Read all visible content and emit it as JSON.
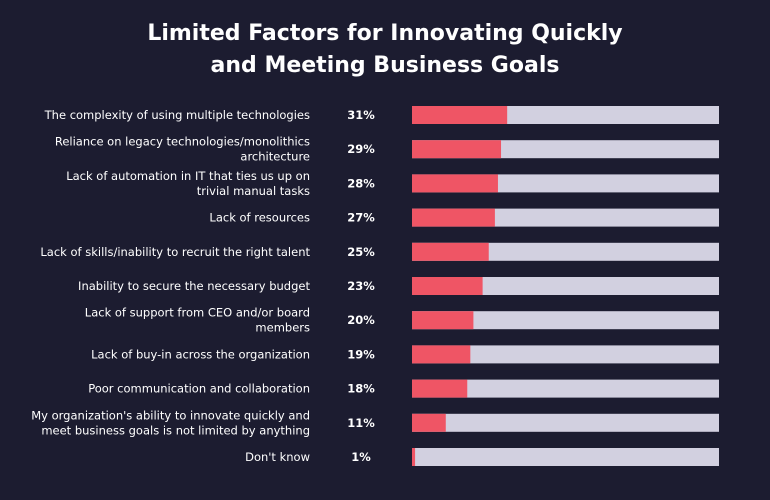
{
  "chart_data": {
    "type": "bar",
    "orientation": "horizontal",
    "stacked_remainder": true,
    "title": [
      "Limited Factors for Innovating Quickly",
      "and Meeting Business Goals"
    ],
    "categories": [
      [
        "The complexity of using multiple technologies"
      ],
      [
        "Reliance on legacy technologies/monolithics",
        "architecture"
      ],
      [
        "Lack of automation in IT that ties us up on",
        "trivial manual tasks"
      ],
      [
        "Lack of resources"
      ],
      [
        "Lack of skills/inability to recruit the right talent"
      ],
      [
        "Inability to secure the necessary budget"
      ],
      [
        "Lack of support from CEO and/or board",
        "members"
      ],
      [
        "Lack of buy-in across the organization"
      ],
      [
        "Poor communication and collaboration"
      ],
      [
        "My organization's ability to innovate quickly and",
        "meet business goals is not limited by anything"
      ],
      [
        "Don't know"
      ]
    ],
    "values": [
      31,
      29,
      28,
      27,
      25,
      23,
      20,
      19,
      18,
      11,
      1
    ],
    "value_labels": [
      "31%",
      "29%",
      "28%",
      "27%",
      "25%",
      "23%",
      "20%",
      "19%",
      "18%",
      "11%",
      "1%"
    ],
    "xlim": [
      0,
      100
    ],
    "grid": false,
    "colors": {
      "bar": "#ef5565",
      "track": "#d2d0e0",
      "background": "#1c1c30",
      "text": "#ffffff"
    }
  }
}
--------------------
• _TASK GOAL_
Identify and copy lines that hold the string "technologies".

• _CORRECT OUTPUT_
        "The complexity of using multiple technologies"
        "Reliance on legacy technologies/monolithics",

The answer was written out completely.